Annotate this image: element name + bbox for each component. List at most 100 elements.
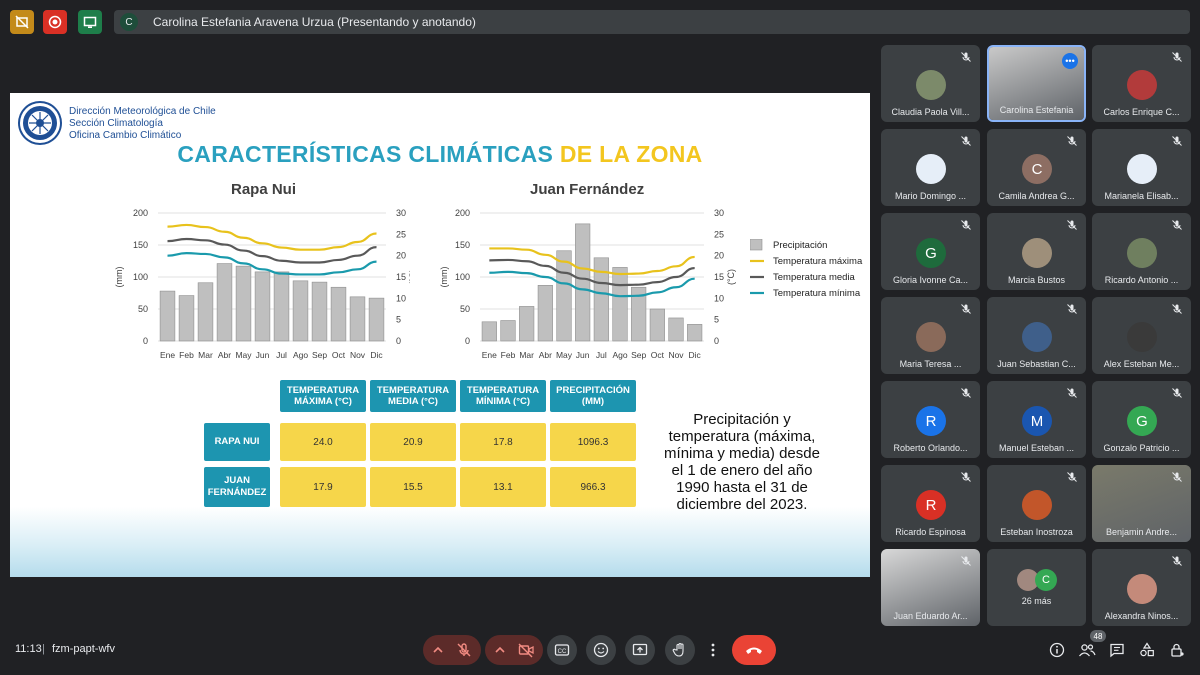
- participant-tile[interactable]: Maria Teresa ...: [881, 297, 980, 374]
- table-header-temp-max: TEMPERATURA MÁXIMA (°C): [280, 380, 366, 412]
- participant-tile[interactable]: Alexandra Ninos...: [1092, 549, 1191, 626]
- bar: [197, 282, 214, 342]
- top-bar: C Carolina Estefania Aravena Urzua (Pres…: [0, 0, 1200, 44]
- more-vert-icon: [711, 643, 715, 657]
- participant-tile[interactable]: Esteban Inostroza: [987, 465, 1086, 542]
- activities-button[interactable]: [1137, 640, 1157, 660]
- bar: [575, 223, 591, 342]
- participant-name: Esteban Inostroza: [1000, 527, 1073, 537]
- y-tick-label: 150: [455, 240, 470, 250]
- legend-label: Temperatura media: [773, 271, 855, 283]
- participant-tile[interactable]: Mario Domingo ...: [881, 129, 980, 206]
- participant-tile[interactable]: Carlos Enrique C...: [1092, 45, 1191, 122]
- y-tick-label: 0: [465, 336, 470, 346]
- chevron-up-icon[interactable]: [432, 644, 444, 656]
- participant-tile[interactable]: R Ricardo Espinosa: [881, 465, 980, 542]
- legend-bar-swatch: [750, 239, 763, 251]
- y-tick-label: 0: [143, 336, 148, 346]
- bar: [556, 250, 572, 342]
- no-present-icon[interactable]: [10, 10, 34, 34]
- present-screen-icon: [632, 643, 648, 656]
- participant-name: Carolina Estefania: [999, 105, 1074, 115]
- mic-off-icon: [961, 304, 971, 314]
- participant-tile[interactable]: G Gonzalo Patricio ...: [1092, 381, 1191, 458]
- participant-tile[interactable]: Alex Esteban Me...: [1092, 297, 1191, 374]
- participant-tile[interactable]: Benjamin Andre...: [1092, 465, 1191, 542]
- captions-button[interactable]: CC: [547, 635, 577, 665]
- participant-tile[interactable]: R Roberto Orlando...: [881, 381, 980, 458]
- mic-off-icon: [1172, 556, 1182, 566]
- bar: [311, 281, 328, 342]
- y2-tick-label: 0: [714, 336, 719, 346]
- present-button[interactable]: [625, 635, 655, 665]
- mic-control[interactable]: [423, 635, 481, 665]
- meeting-info-button[interactable]: [1047, 640, 1067, 660]
- x-tick-label: Nov: [668, 350, 684, 360]
- y2-tick-label: 10: [714, 293, 724, 303]
- bar: [216, 263, 233, 342]
- camera-control[interactable]: [485, 635, 543, 665]
- presenter-banner: C Carolina Estefania Aravena Urzua (Pres…: [114, 10, 1190, 34]
- participant-name: Mario Domingo ...: [894, 191, 967, 201]
- x-tick-label: May: [235, 350, 252, 360]
- bar: [273, 271, 290, 342]
- chart-title-rapa-nui: Rapa Nui: [231, 181, 297, 198]
- participant-tile[interactable]: Marcia Bustos: [987, 213, 1086, 290]
- mic-off-icon: [961, 220, 971, 230]
- mic-off-icon[interactable]: [456, 642, 472, 658]
- participant-tile[interactable]: Claudia Paola Vill...: [881, 45, 980, 122]
- more-options-button[interactable]: [704, 635, 722, 665]
- participant-tile[interactable]: Juan Eduardo Ar...: [881, 549, 980, 626]
- emoji-button[interactable]: [586, 635, 616, 665]
- mic-off-icon: [1067, 136, 1077, 146]
- more-options-icon[interactable]: •••: [1062, 53, 1078, 69]
- participant-name: Marcia Bustos: [1007, 275, 1066, 285]
- participant-name: Gloria Ivonne Ca...: [892, 275, 969, 285]
- host-controls-button[interactable]: [1167, 640, 1187, 660]
- bar: [368, 297, 385, 342]
- chat-button[interactable]: [1107, 640, 1127, 660]
- mic-off-icon: [961, 472, 971, 482]
- participant-tile[interactable]: Carolina Estefania •••: [987, 45, 1086, 122]
- chevron-up-icon[interactable]: [494, 644, 506, 656]
- participant-name: Ricardo Antonio ...: [1104, 275, 1179, 285]
- mic-off-icon: [1172, 472, 1182, 482]
- y-axis-label: (mm): [114, 267, 124, 288]
- clock: 11:13: [15, 643, 42, 655]
- y-tick-label: 100: [133, 272, 148, 282]
- mic-off-icon: [961, 388, 971, 398]
- participant-tile[interactable]: G Gloria Ivonne Ca...: [881, 213, 980, 290]
- legend-precipitacion: Precipitación: [750, 237, 862, 253]
- mic-off-icon: [961, 52, 971, 62]
- chat-icon: [1110, 643, 1124, 658]
- y2-tick-label: 25: [396, 229, 406, 239]
- avatar: [1127, 322, 1157, 352]
- screen-share-icon[interactable]: [78, 10, 102, 34]
- participant-tile[interactable]: Ricardo Antonio ...: [1092, 213, 1191, 290]
- y2-tick-label: 30: [714, 208, 724, 218]
- avatar: [1127, 154, 1157, 184]
- participant-tile[interactable]: C Camila Andrea G...: [987, 129, 1086, 206]
- camera-off-icon[interactable]: [518, 642, 534, 658]
- dmc-logo: [18, 101, 62, 145]
- participant-name: Marianela Elisab...: [1104, 191, 1179, 201]
- presenter-text: Carolina Estefania Aravena Urzua (Presen…: [153, 15, 476, 29]
- y2-tick-label: 0: [396, 336, 401, 346]
- leave-call-button[interactable]: [732, 635, 776, 665]
- lock-person-icon: [1171, 643, 1184, 657]
- participant-tile[interactable]: Juan Sebastian C...: [987, 297, 1086, 374]
- participant-count-badge: 48: [1090, 630, 1106, 642]
- participant-tile[interactable]: Marianela Elisab...: [1092, 129, 1191, 206]
- participant-tile[interactable]: C 26 más: [987, 549, 1086, 626]
- info-icon: [1049, 642, 1065, 658]
- y2-tick-label: 30: [396, 208, 406, 218]
- participant-name: Maria Teresa ...: [899, 359, 962, 369]
- x-tick-label: May: [556, 350, 573, 360]
- record-icon[interactable]: [43, 10, 67, 34]
- series-line: [167, 237, 377, 264]
- people-button[interactable]: [1077, 640, 1097, 660]
- participant-tile[interactable]: M Manuel Esteban ...: [987, 381, 1086, 458]
- raise-hand-button[interactable]: [665, 635, 695, 665]
- slide-title: CARACTERÍSTICAS CLIMÁTICAS DE LA ZONA: [10, 141, 870, 168]
- participant-name: Roberto Orlando...: [893, 443, 968, 453]
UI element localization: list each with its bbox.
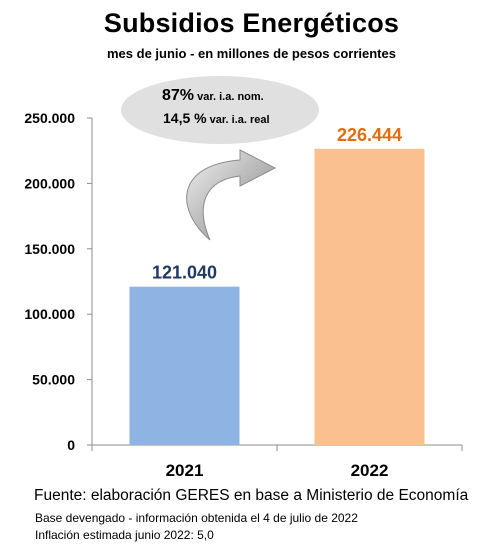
inflation-note: Inflación estimada junio 2022: 5,0 xyxy=(35,528,214,542)
data-label-2021: 121.040 xyxy=(152,263,217,283)
y-tick-label: 100.000 xyxy=(24,306,75,322)
nominal-variation-value: 87% xyxy=(162,87,195,104)
variation-callout: 87% var. i.a. nom. 14,5 % var. i.a. real xyxy=(120,78,320,146)
base-note: Base devengado - información obtenida el… xyxy=(35,511,358,525)
y-tick-label: 0 xyxy=(67,437,75,453)
nominal-variation-note: var. i.a. nom. xyxy=(194,91,264,103)
nominal-variation: 87% var. i.a. nom. xyxy=(162,87,264,105)
real-variation: 14,5 % var. i.a. real xyxy=(163,110,270,126)
y-tick-label: 50.000 xyxy=(32,372,75,388)
x-tick-label-2022: 2022 xyxy=(351,461,389,480)
y-tick-label: 250.000 xyxy=(24,110,75,126)
y-tick-label: 200.000 xyxy=(24,175,75,191)
source-note: Fuente: elaboración GERES en base a Mini… xyxy=(34,487,469,504)
y-tick-label: 150.000 xyxy=(24,241,75,257)
curved-arrow-icon xyxy=(186,149,277,241)
data-label-2022: 226.444 xyxy=(337,125,402,145)
real-variation-value: 14,5 % xyxy=(163,110,207,126)
chart-subtitle: mes de junio - en millones de pesos corr… xyxy=(107,46,396,61)
bar-2021 xyxy=(129,286,240,445)
chart-title: Subsidios Energéticos xyxy=(103,8,400,38)
real-variation-note: var. i.a. real xyxy=(206,114,270,126)
bar-2022 xyxy=(314,148,425,445)
callout-bubble xyxy=(121,76,319,144)
x-tick-label-2021: 2021 xyxy=(166,461,204,480)
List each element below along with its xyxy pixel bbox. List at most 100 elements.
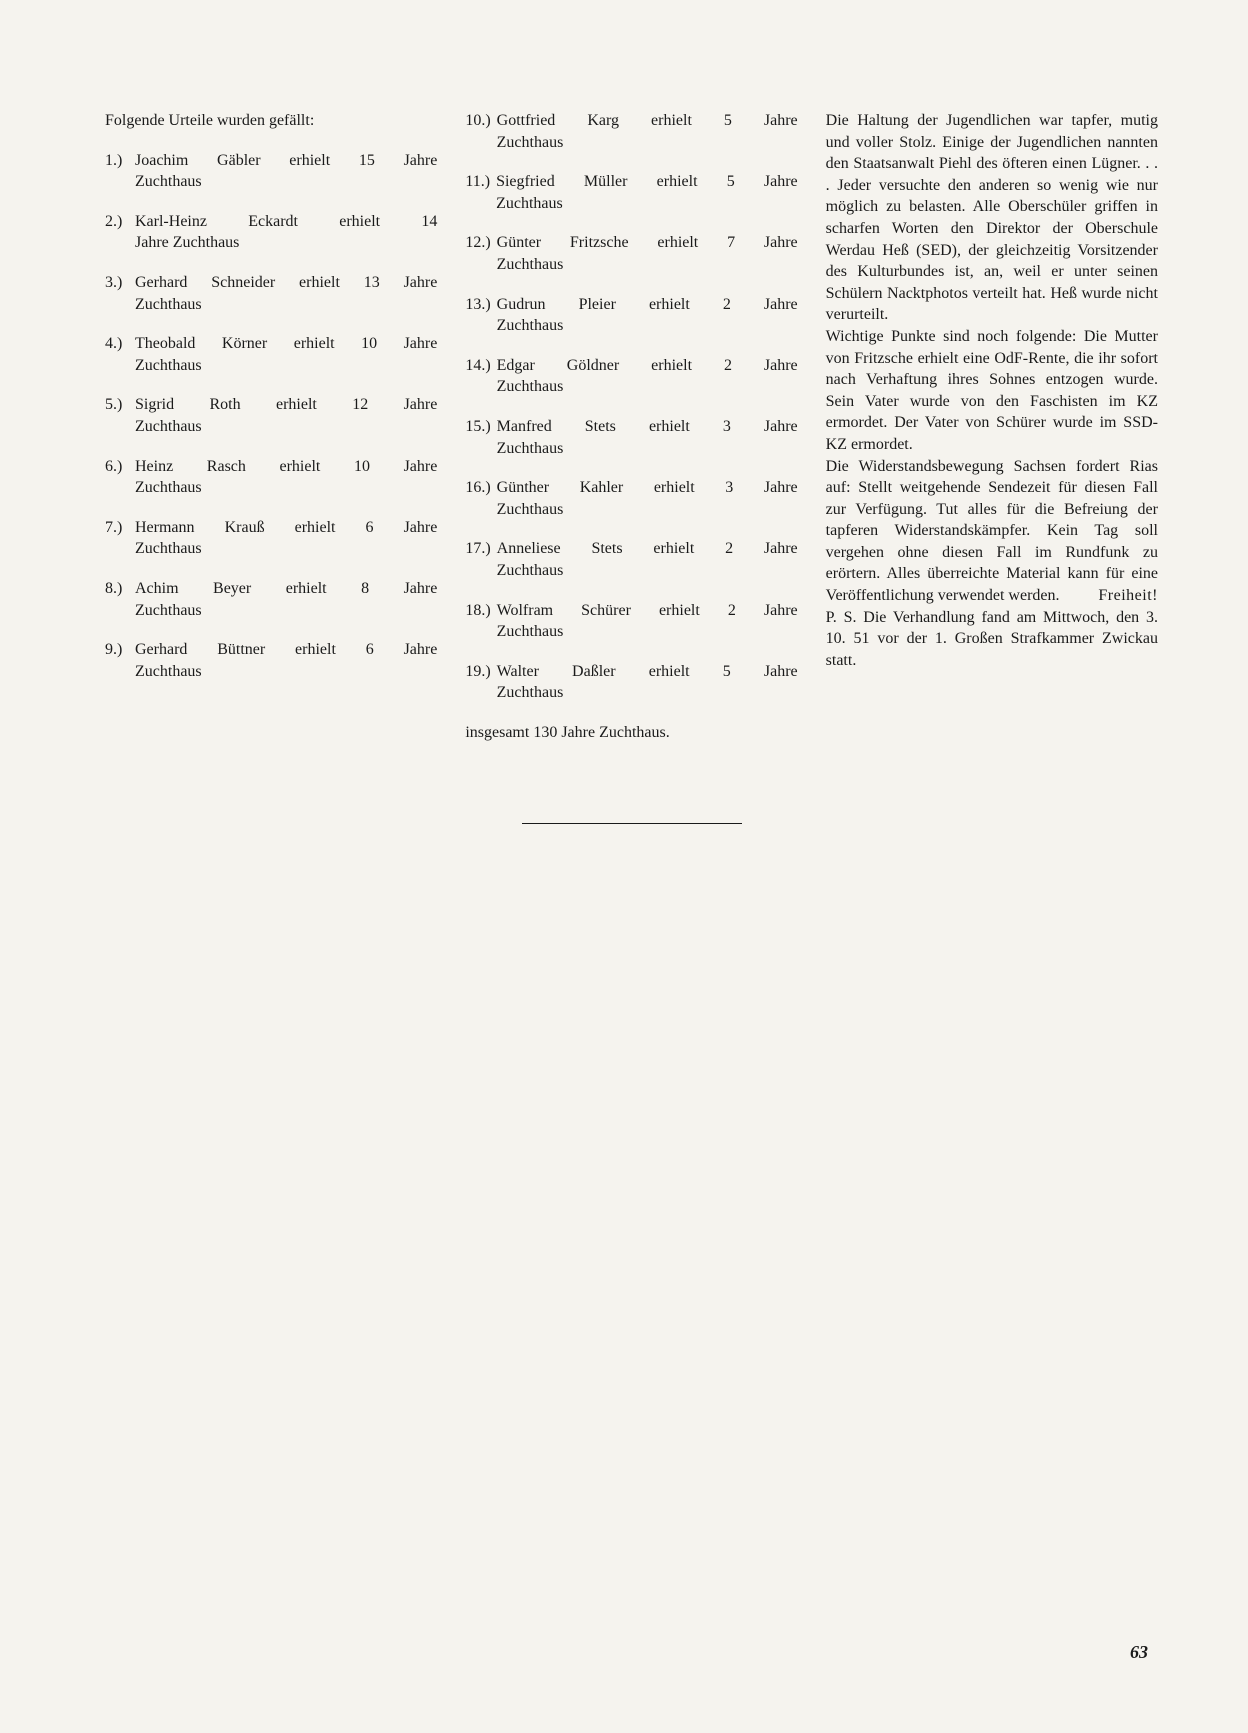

#### [The task]
Count the lines in the material above that contain the string "element", treating uppercase and lowercase as different. Reply with the number alone.

#### [Complete answer]
3